++++ Article ++++

The Ancient Roman History Of The Deviled Egg

Deviled eggs might seem like a fairly simple dish. After all, most deviled egg recipes are pretty easy to make. Just pop a dozen eggs into boiling water until they are hardboiled. Cool them, peel them, and halve them. Remove the cooked egg yolk and mash it together with some mayonnaise, mustard, and spices. Then, stuff the halved egg whites with the creamy, yolky mixture. Voilà: a platter of easy and delicious appetizers is ready to serve. 

While the actual deviled egg cooking process is easy, the history behind the meal is much more complicated. Even though deviled eggs don't require many ingredients, chefs didn't develop the recipe overnight. On the contrary, cooks needed thousands of years to create the perfect combination of egg yolks, spices, and other ingredients. 

The history of deviled eggs stems back to ancient Rome, although the Romans didn't prepare their eggs in the same ways that contemporary people do. According to the History Channel (via Alto Hartley), the ancient Romans enjoyed a rudimentary version of this popular recipe, which combined hardboiled eggs with spicy sauces. Although this old egg preparation method included several of the same ingredients as deviled eggs, the final result would have been much different. For example, the Romans did not deliberately stuff the egg whites with sauces in the way that chefs do now. Nonetheless, the original Roman recipe evolved over time until it became the deviled eggs that so many people enjoy today.

Ancient Romans loved to eat eggs

Well before anyone ever uttered the phrase "deviled egg," ancient Romans were enjoying all kinds of different egg recipes. In the wealthiest homes of the Roman empire, it was considered normal to serve eggs at the beginning of a banquet, according to the North Carolina Egg Association. In fact, eggs were such an important appetizer that the famous Roman writer, Horace, coined the Latin phrase "ab ovo usque ad mala," which translates to, "from eggs to apples." Per the Merriam-Webster dictionary, this saying refers to the upper-class Roman dinner custom of eating eggs as a starting course and enjoying apples for dessert.

Beyond the cultural value of eggs in ancient Rome, the food group possibly held a religious connotation. According to Smithsonian Magazine, ancient Romans viewed eggs as symbols of rebirth. They were likely used as religious offerings, and some people were even buried with them. In 2010, archaeologists even discovered the body of a young Roman boy, whose hand still clutched the chicken egg that someone had placed under his fingers prior to his burial.

Today, many of the ancient Roman traditions surrounding eggs have been forgotten. However, the ancient custom of eating eggs as appetizers continues to live on. To begin your dinners just like the Romans, start your meal with some egg dishes, like mini egg bites

They also loved spicy sauces

If Romans adored eggs, they arguably loved spicy foods. One ancient Rome expert, Evan McDuff, has even pointed out that the Romans added spice to the vast majority of their meals. As McDuff noted in a piece for Brandeis University, "Three out of four recipes in a Roman cookbook call for it. Pepper, the king of spices, is one of the most influential spices in history." And, according to the ancient culinary studies specialist, the Romans didn't just use hot peppers in one or two of their favorite meals. Of the 468 different Roman foods that McDuff studied, approximately 351 of them contained the spicy ingredient. The researcher found that, ultimately, the food groups that called for pepper included everything from sauces to meats to even mulled wines. Inevitably, these sauces were also added to eggs.

++++ Data shown ++++

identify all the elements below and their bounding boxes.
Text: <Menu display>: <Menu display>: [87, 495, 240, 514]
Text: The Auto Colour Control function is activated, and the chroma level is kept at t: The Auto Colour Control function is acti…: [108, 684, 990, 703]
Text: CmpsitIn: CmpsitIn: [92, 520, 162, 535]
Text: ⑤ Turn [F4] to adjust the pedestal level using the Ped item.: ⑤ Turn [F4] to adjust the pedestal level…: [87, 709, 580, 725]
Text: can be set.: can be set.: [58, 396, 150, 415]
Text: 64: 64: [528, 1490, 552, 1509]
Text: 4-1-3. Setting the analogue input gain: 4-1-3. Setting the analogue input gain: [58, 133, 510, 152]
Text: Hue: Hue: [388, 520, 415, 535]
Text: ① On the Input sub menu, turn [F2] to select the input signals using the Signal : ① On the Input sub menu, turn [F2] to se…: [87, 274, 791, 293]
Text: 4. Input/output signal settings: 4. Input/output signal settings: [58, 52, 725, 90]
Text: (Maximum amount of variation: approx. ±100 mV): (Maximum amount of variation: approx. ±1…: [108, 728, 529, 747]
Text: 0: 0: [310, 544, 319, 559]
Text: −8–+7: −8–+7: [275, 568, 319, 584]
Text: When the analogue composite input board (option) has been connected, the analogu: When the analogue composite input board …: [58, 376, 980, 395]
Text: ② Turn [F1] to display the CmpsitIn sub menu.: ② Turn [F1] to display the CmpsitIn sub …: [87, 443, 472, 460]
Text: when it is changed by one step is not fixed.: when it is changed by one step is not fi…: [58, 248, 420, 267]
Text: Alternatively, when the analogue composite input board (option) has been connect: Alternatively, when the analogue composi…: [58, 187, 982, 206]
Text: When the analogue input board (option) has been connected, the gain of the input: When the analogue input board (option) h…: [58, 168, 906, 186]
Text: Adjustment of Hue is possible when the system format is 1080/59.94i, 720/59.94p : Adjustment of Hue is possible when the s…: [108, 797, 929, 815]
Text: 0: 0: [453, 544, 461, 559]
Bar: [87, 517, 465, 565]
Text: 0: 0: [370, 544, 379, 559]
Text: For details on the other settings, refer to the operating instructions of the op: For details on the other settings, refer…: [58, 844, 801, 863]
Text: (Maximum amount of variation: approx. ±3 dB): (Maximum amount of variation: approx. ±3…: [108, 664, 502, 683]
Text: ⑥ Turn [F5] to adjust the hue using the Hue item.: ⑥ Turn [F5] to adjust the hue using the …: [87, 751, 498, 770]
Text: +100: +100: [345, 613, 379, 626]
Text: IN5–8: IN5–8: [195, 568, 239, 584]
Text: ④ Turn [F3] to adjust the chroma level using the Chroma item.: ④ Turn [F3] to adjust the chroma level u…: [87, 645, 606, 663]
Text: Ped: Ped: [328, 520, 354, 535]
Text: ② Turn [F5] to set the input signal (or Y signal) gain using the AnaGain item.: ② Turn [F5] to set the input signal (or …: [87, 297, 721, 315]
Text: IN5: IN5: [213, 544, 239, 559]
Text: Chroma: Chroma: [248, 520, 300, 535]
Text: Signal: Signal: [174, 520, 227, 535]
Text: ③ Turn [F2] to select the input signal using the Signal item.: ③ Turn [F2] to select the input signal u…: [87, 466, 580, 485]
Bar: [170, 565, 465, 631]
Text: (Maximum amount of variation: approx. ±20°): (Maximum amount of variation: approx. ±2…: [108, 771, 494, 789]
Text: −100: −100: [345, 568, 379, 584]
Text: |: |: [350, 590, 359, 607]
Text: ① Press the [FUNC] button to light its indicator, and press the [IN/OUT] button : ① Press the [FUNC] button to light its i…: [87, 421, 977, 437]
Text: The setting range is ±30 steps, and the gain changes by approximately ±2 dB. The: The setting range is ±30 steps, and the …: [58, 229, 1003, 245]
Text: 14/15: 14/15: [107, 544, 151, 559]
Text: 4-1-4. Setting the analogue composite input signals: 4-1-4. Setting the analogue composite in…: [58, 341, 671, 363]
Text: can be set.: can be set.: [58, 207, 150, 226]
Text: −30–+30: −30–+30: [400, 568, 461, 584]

++++

» **Given problem 1**: Could you arrange the entries above into a Markdown table with the columns Row and Line, beginning with the first entry and running through the line containing "Text: 64: 64: [528, 1490, 552, 1509]", and leaving out any blank lines?
» **Given problem 2**: Can you keep writing the piece on the Roman history of the deviled egg, picking up right after its final sentence?

» **Task answer 1**:
| Row | Line |
|---|---|
| 1 | identify all the elements below and their bounding boxes. |
| 2 | Text: <Menu display>: <Menu display>: [87, 495, 240, 514] |
| 3 | Text: The Auto Colour Control function is activated, and the chroma level is kept at t: The Auto Colour Control function is acti…: [108, 684, 990, 703] |
| 4 | Text: CmpsitIn: CmpsitIn: [92, 520, 162, 535] |
| 5 | Text: ⑤ Turn [F4] to adjust the pedestal level using the Ped item.: ⑤ Turn [F4] to adjust the pedestal level…: [87, 709, 580, 725] |
| 6 | Text: can be set.: can be set.: [58, 396, 150, 415] |
| 7 | Text: 64: 64: [528, 1490, 552, 1509] |

» **Task answer 2**:
To enjoy a little bit of the Roman tendency to spice up their meals, try making your own hot sauce. The hot sauce recipe from Puerto Rican chef Jose Enrique — who appeared on Food&Wine's Best New Chef list in 2013 — blends the ultra-spicy flavor of habanero peppers with the sweetness of red bell peppers to create a truly complex taste. To follow in the footsteps of the ancient Romans, add Enrique's hot sauce to your meat or eggs.

Romans frequently combined eggs and spices

Because the Romans enjoyed both eggs and spices, they often ate the two paired together. This tendency was detailed in the ancient Roman document, "De Re Coquinaria," which was likely written almost 2,000 years ago by a Roman chef named Apicius, according to Open Culture. In the translated version of the text (via Project Gutenberg), Apicius described several different combinations of hardboiled eggs and spicy sauces that are reminiscent of modern-day deviled eggs. One of his creations even included a spice-filled "white sauce," which he made using a similar method to the contemporary deviled egg cooking process.

To make this Roman version of white sauce, Apicius would begin by boiling eggs and removing the egg yolks. He would then mix the cooked egg yolks with white pepper, creating a paste, not unlike deviled egg filling. However, Apicius — and perhaps other Roman chefs — would not end the recipe there. Instead, they would also add nuts, honey, broth, and wine to the concoction. Ultimately, they would heat the mixture up and serve it over a pea and pork casserole.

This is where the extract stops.